■ **What to produce**
Each entry here needs to be set down again exactly, please; pictures are left out.
-- -- --
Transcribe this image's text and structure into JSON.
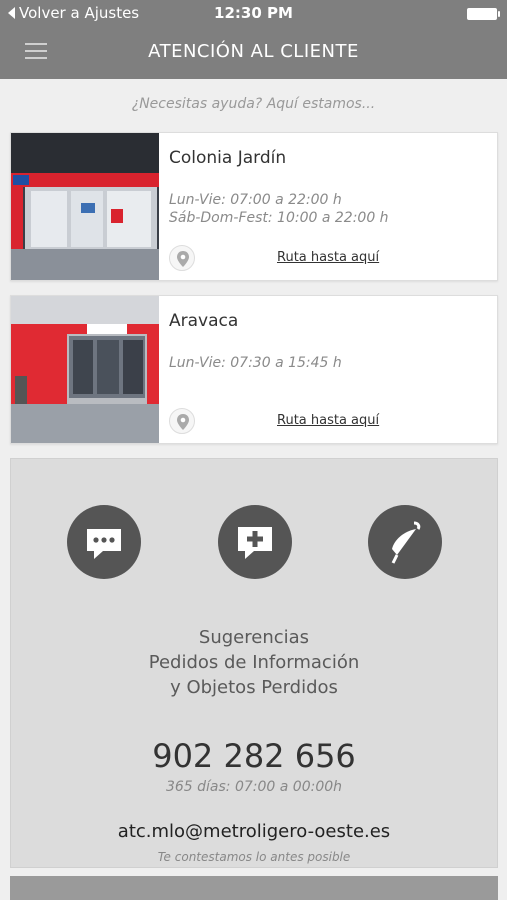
{
  "status_bar": {
    "back_label": "Volver a Ajustes",
    "time": "12:30 PM"
  },
  "nav": {
    "title": "ATENCIÓN AL CLIENTE",
    "menu_icon": "hamburger-menu-icon"
  },
  "subtitle": "¿Necesitas ayuda? Aquí estamos...",
  "offices": [
    {
      "name": "Colonia Jardín",
      "hours_1": "Lun-Vie: 07:00 a 22:00 h",
      "hours_2": "Sáb-Dom-Fest: 10:00 a 22:00 h",
      "route_label": "Ruta hasta aquí"
    },
    {
      "name": "Aravaca",
      "hours_1": "Lun-Vie: 07:30 a 15:45 h",
      "hours_2": "",
      "route_label": "Ruta hasta aquí"
    }
  ],
  "contact": {
    "icons": [
      "chat-bubble-icon",
      "add-message-icon",
      "lost-umbrella-icon"
    ],
    "line_1": "Sugerencias",
    "line_2": "Pedidos de Información",
    "line_3": "y Objetos Perdidos",
    "phone": "902 282 656",
    "phone_hours": "365 días: 07:00 a 00:00h",
    "email": "atc.mlo@metroligero-oeste.es",
    "email_note": "Te contestamos lo antes posible"
  },
  "colors": {
    "header": "#7f7f7f",
    "accent_red": "#d9232e",
    "icon_dark": "#555555",
    "panel": "#dcdcdc"
  }
}
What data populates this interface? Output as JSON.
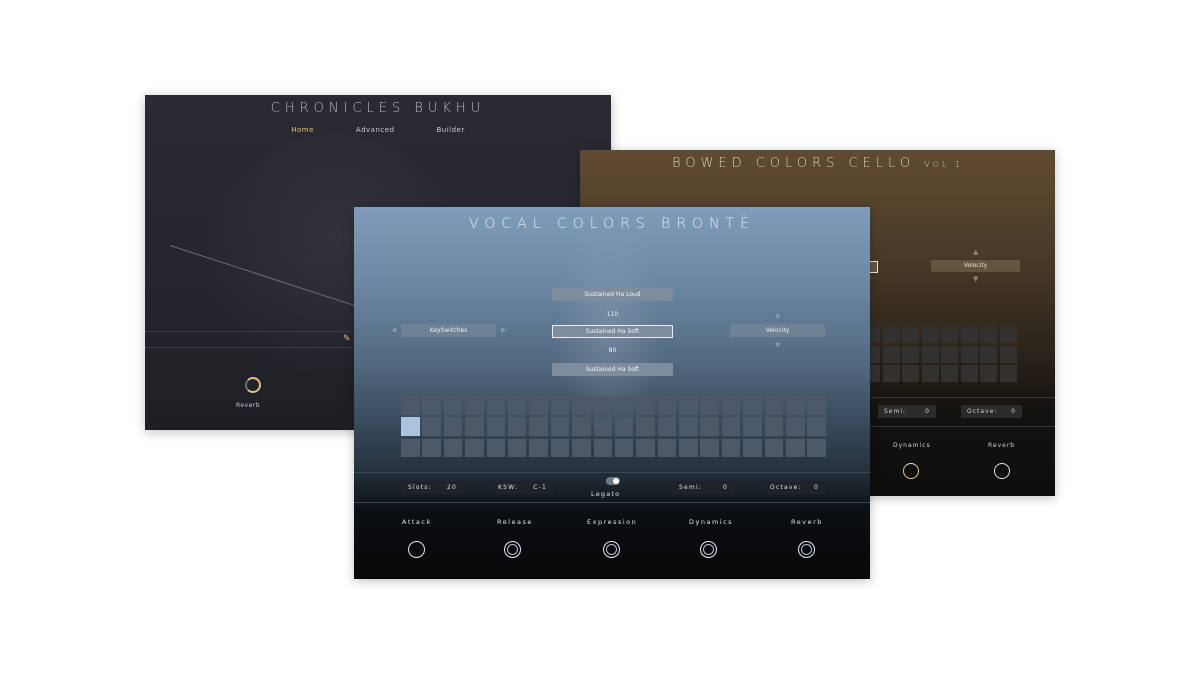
{
  "chronicles_bukhu": {
    "title": "CHRONICLES BUKHU",
    "tabs": [
      "Home",
      "Advanced",
      "Builder"
    ],
    "active_tab": "Home",
    "knob_label": "Reverb"
  },
  "bowed_colors_cello": {
    "title": "BOWED COLORS CELLO",
    "subtitle": "VOL 1",
    "velocity_label": "Velocity",
    "fields": [
      {
        "label": "Semi:",
        "value": "0"
      },
      {
        "label": "Octave:",
        "value": "0"
      }
    ],
    "knobs": [
      "Dynamics",
      "Reverb"
    ]
  },
  "vocal_colors_bronte": {
    "title": "VOCAL COLORS BRONTË",
    "articulations": [
      "Sustained Ha Loud",
      "Sustained Ha Soft",
      "Sustained Ha Soft"
    ],
    "upper_value": "110",
    "lower_value": "80",
    "keyswitches_label": "KeySwitches",
    "velocity_label": "Velocity",
    "fields": [
      {
        "label": "Slots:",
        "value": "20"
      },
      {
        "label": "KSW:",
        "value": "C-1"
      },
      {
        "label": "Semi:",
        "value": "0"
      },
      {
        "label": "Octave:",
        "value": "0"
      }
    ],
    "legato_label": "Legato",
    "knobs": [
      "Attack",
      "Release",
      "Expression",
      "Dynamics",
      "Reverb"
    ]
  },
  "colors": {
    "accent_gold": "#e0c281",
    "selected_slot": "#a9c4dc"
  }
}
-- -- --
■ **Task solution**
Transcribe this image's text and structure into JSON.
{
  "status_bar": {
    "back_label": "Volver a Ajustes",
    "time": "12:30 PM"
  },
  "nav": {
    "title": "ATENCIÓN AL CLIENTE",
    "menu_icon": "hamburger-menu-icon"
  },
  "subtitle": "¿Necesitas ayuda? Aquí estamos...",
  "offices": [
    {
      "name": "Colonia Jardín",
      "hours_1": "Lun-Vie: 07:00 a 22:00 h",
      "hours_2": "Sáb-Dom-Fest: 10:00 a 22:00 h",
      "route_label": "Ruta hasta aquí"
    },
    {
      "name": "Aravaca",
      "hours_1": "Lun-Vie: 07:30 a 15:45 h",
      "hours_2": "",
      "route_label": "Ruta hasta aquí"
    }
  ],
  "contact": {
    "icons": [
      "chat-bubble-icon",
      "add-message-icon",
      "lost-umbrella-icon"
    ],
    "line_1": "Sugerencias",
    "line_2": "Pedidos de Información",
    "line_3": "y Objetos Perdidos",
    "phone": "902 282 656",
    "phone_hours": "365 días: 07:00 a 00:00h",
    "email": "atc.mlo@metroligero-oeste.es",
    "email_note": "Te contestamos lo antes posible"
  },
  "colors": {
    "header": "#7f7f7f",
    "accent_red": "#d9232e",
    "icon_dark": "#555555",
    "panel": "#dcdcdc"
  }
}
What data populates this interface? Output as JSON.
{
  "chronicles_bukhu": {
    "title": "CHRONICLES BUKHU",
    "tabs": [
      "Home",
      "Advanced",
      "Builder"
    ],
    "active_tab": "Home",
    "knob_label": "Reverb"
  },
  "bowed_colors_cello": {
    "title": "BOWED COLORS CELLO",
    "subtitle": "VOL 1",
    "velocity_label": "Velocity",
    "fields": [
      {
        "label": "Semi:",
        "value": "0"
      },
      {
        "label": "Octave:",
        "value": "0"
      }
    ],
    "knobs": [
      "Dynamics",
      "Reverb"
    ]
  },
  "vocal_colors_bronte": {
    "title": "VOCAL COLORS BRONTË",
    "articulations": [
      "Sustained Ha Loud",
      "Sustained Ha Soft",
      "Sustained Ha Soft"
    ],
    "upper_value": "110",
    "lower_value": "80",
    "keyswitches_label": "KeySwitches",
    "velocity_label": "Velocity",
    "fields": [
      {
        "label": "Slots:",
        "value": "20"
      },
      {
        "label": "KSW:",
        "value": "C-1"
      },
      {
        "label": "Semi:",
        "value": "0"
      },
      {
        "label": "Octave:",
        "value": "0"
      }
    ],
    "legato_label": "Legato",
    "knobs": [
      "Attack",
      "Release",
      "Expression",
      "Dynamics",
      "Reverb"
    ]
  },
  "colors": {
    "accent_gold": "#e0c281",
    "selected_slot": "#a9c4dc"
  }
}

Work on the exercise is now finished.